## TASK
Report the number of lines that hold the string "device". Leave out any other text.

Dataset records
──────

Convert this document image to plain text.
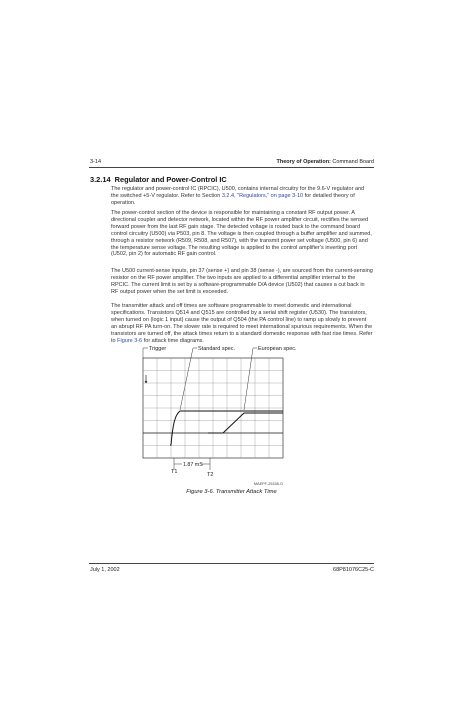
3-14	Theory of Operation: Command Board
3.2.14 Regulator and Power-Control IC
The regulator and power-control IC (RPCIC), U500, contains internal circuitry for the 9.6-V regulator and the switched +5-V regulator. Refer to Section 3.2.4, "Regulators," on page 3-10 for detailed theory of operation.
The power-control section of the device is responsible for maintaining a constant RF output power. A directional coupler and detector network, located within the RF power amplifier circuit, rectifies the sensed forward power from the last RF gain stage. The detected voltage is routed back to the command board control circuitry (U500) via P503, pin 8. The voltage is then coupled through a buffer amplifier and summed, through a resistor network (R509, R508, and R507), with the transmit power set voltage (U500, pin 6) and the temperature sense voltage. The resulting voltage is applied to the control amplifier’s inverting port (U502, pin 2) for automatic RF gain control.
The U500 current-sense inputs, pin 37 (sense +) and pin 38 (sense -), are sourced from the current-sensing resistor on the RF power amplifier. The two inputs are applied to a differential amplifier internal to the RPCIC. The current limit is set by a software-programmable D/A device (U502) that causes a cut back in RF output power when the set limit is exceeded.
The transmitter attack and off times are software programmable to meet domestic and international specifications. Transistors Q514 and Q515 are controlled by a serial shift register (U530). The transistors, when turned on (logic 1 input) cause the output of Q504 (the PA control line) to ramp up slowly to prevent an abrupt RF PA turn-on. The slower rate is required to meet international spurious requirements. When the transistors are turned off, the attack times return to a standard domestic response with fast rise times. Refer to Figure 3-6 for attack time diagrams.
Trigger	Standard spec.	European spec.
1.87 mS
T1	T2
MAEPF-25158-O
Figure 3-6. Transmitter Attack Time
July 1, 2002	68P81076C25-C
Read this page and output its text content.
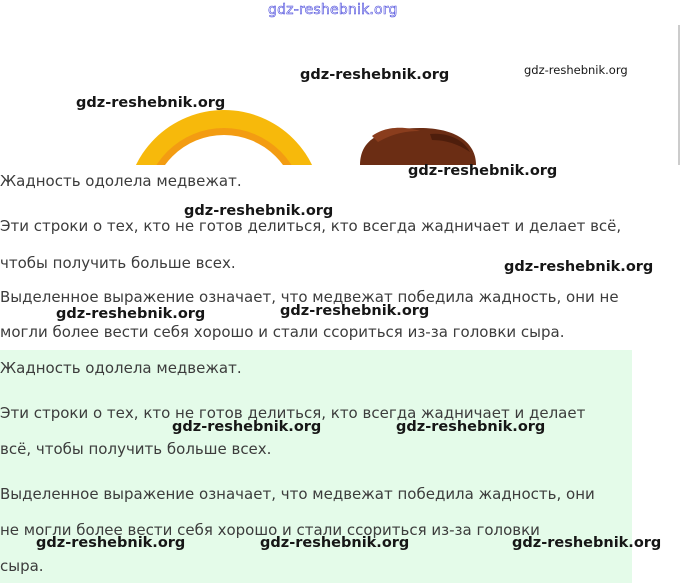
gdz-reshebnik.org
Жадность одолела медвежат.
Эти строки о тех, кто не готов делиться, кто всегда жадничает и делает всё,
чтобы получить больше всех.
Выделенное выражение означает, что медвежат победила жадность, они не
могли более вести себя хорошо и стали ссориться из-за головки сыра.
Жадность одолела медвежат.
Эти строки о тех, кто не готов делиться, кто всегда жадничает и делает
всё, чтобы получить больше всех.
Выделенное выражение означает, что медвежат победила жадность, они
не могли более вести себя хорошо и стали ссориться из-за головки
сыра.
gdz-reshebnik.org	gdz-reshebnik.org
gdz-reshebnik.org
gdz-reshebnik.org
gdz-reshebnik.org
gdz-reshebnik.org
gdz-reshebnik.org	gdz-reshebnik.org
gdz-reshebnik.org	gdz-reshebnik.org
gdz-reshebnik.org	gdz-reshebnik.org	gdz-reshebnik.org
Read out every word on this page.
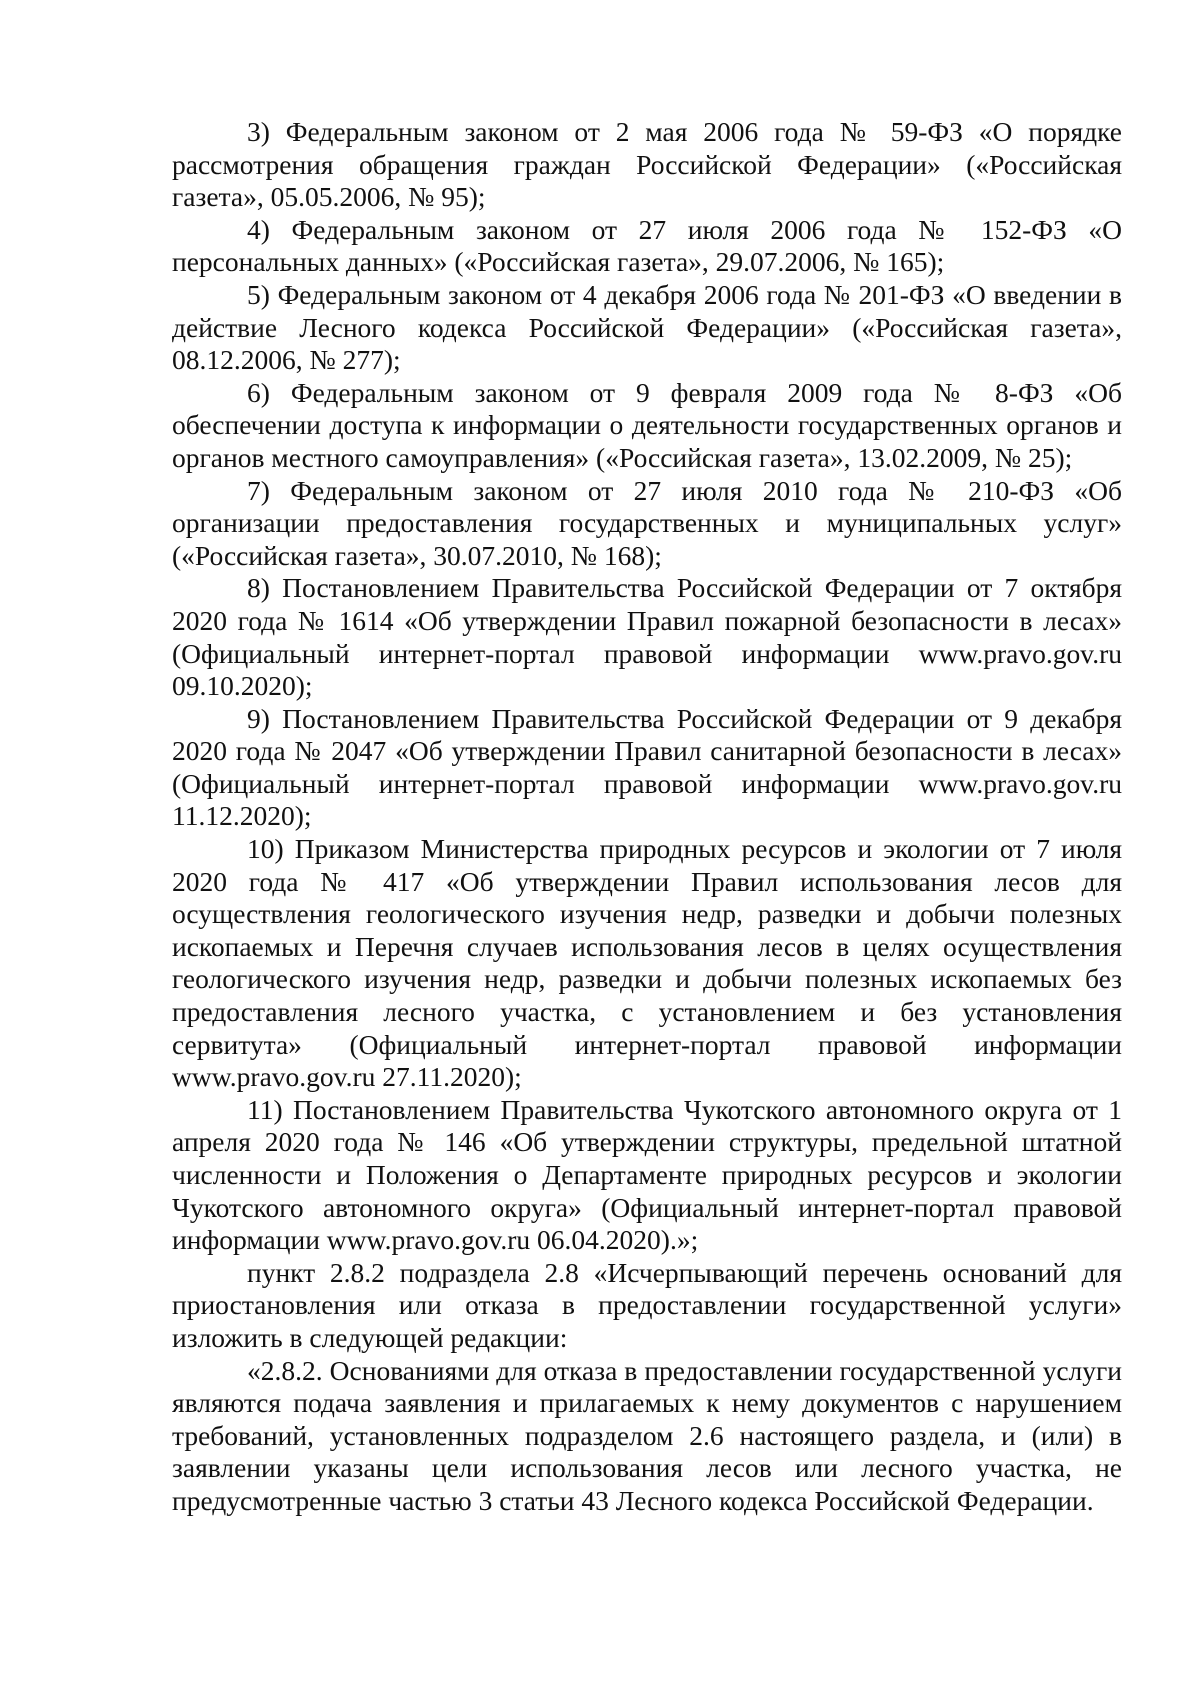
3) Федеральным законом от 2 мая 2006 года № 59-ФЗ «О порядке рассмотрения обращения граждан Российской Федерации» («Российская газета», 05.05.2006, № 95);

4) Федеральным законом от 27 июля 2006 года № 152-ФЗ «О персональных данных» («Российская газета», 29.07.2006, № 165);

5) Федеральным законом от 4 декабря 2006 года № 201-ФЗ «О введении в действие Лесного кодекса Российской Федерации» («Российская газета», 08.12.2006, № 277);

6) Федеральным законом от 9 февраля 2009 года № 8-ФЗ «Об обеспечении доступа к информации о деятельности государственных органов и органов местного самоуправления» («Российская газета», 13.02.2009, № 25);

7) Федеральным законом от 27 июля 2010 года № 210-ФЗ «Об организации предоставления государственных и муниципальных услуг» («Российская газета», 30.07.2010, № 168);

8) Постановлением Правительства Российской Федерации от 7 октября 2020 года № 1614 «Об утверждении Правил пожарной безопасности в лесах» (Официальный интернет-портал правовой информации www.pravo.gov.ru 09.10.2020);

9) Постановлением Правительства Российской Федерации от 9 декабря 2020 года № 2047 «Об утверждении Правил санитарной безопасности в лесах» (Официальный интернет-портал правовой информации www.pravo.gov.ru 11.12.2020);

10) Приказом Министерства природных ресурсов и экологии от 7 июля 2020 года № 417 «Об утверждении Правил использования лесов для осуществления геологического изучения недр, разведки и добычи полезных ископаемых и Перечня случаев использования лесов в целях осуществления геологического изучения недр, разведки и добычи полезных ископаемых без предоставления лесного участка, с установлением и без установления сервитута» (Официальный интернет-портал правовой информации www.pravo.gov.ru 27.11.2020);

11) Постановлением Правительства Чукотского автономного округа от 1 апреля 2020 года № 146 «Об утверждении структуры, предельной штатной численности и Положения о Департаменте природных ресурсов и экологии Чукотского автономного округа» (Официальный интернет-портал правовой информации www.pravo.gov.ru 06.04.2020).»;

пункт 2.8.2 подраздела 2.8 «Исчерпывающий перечень оснований для приостановления или отказа в предоставлении государственной услуги» изложить в следующей редакции:

«2.8.2. Основаниями для отказа в предоставлении государственной услуги являются подача заявления и прилагаемых к нему документов с нарушением требований, установленных подразделом 2.6 настоящего раздела, и (или) в заявлении указаны цели использования лесов или лесного участка, не предусмотренные частью 3 статьи 43 Лесного кодекса Российской Федерации.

──────

## ANSWER
2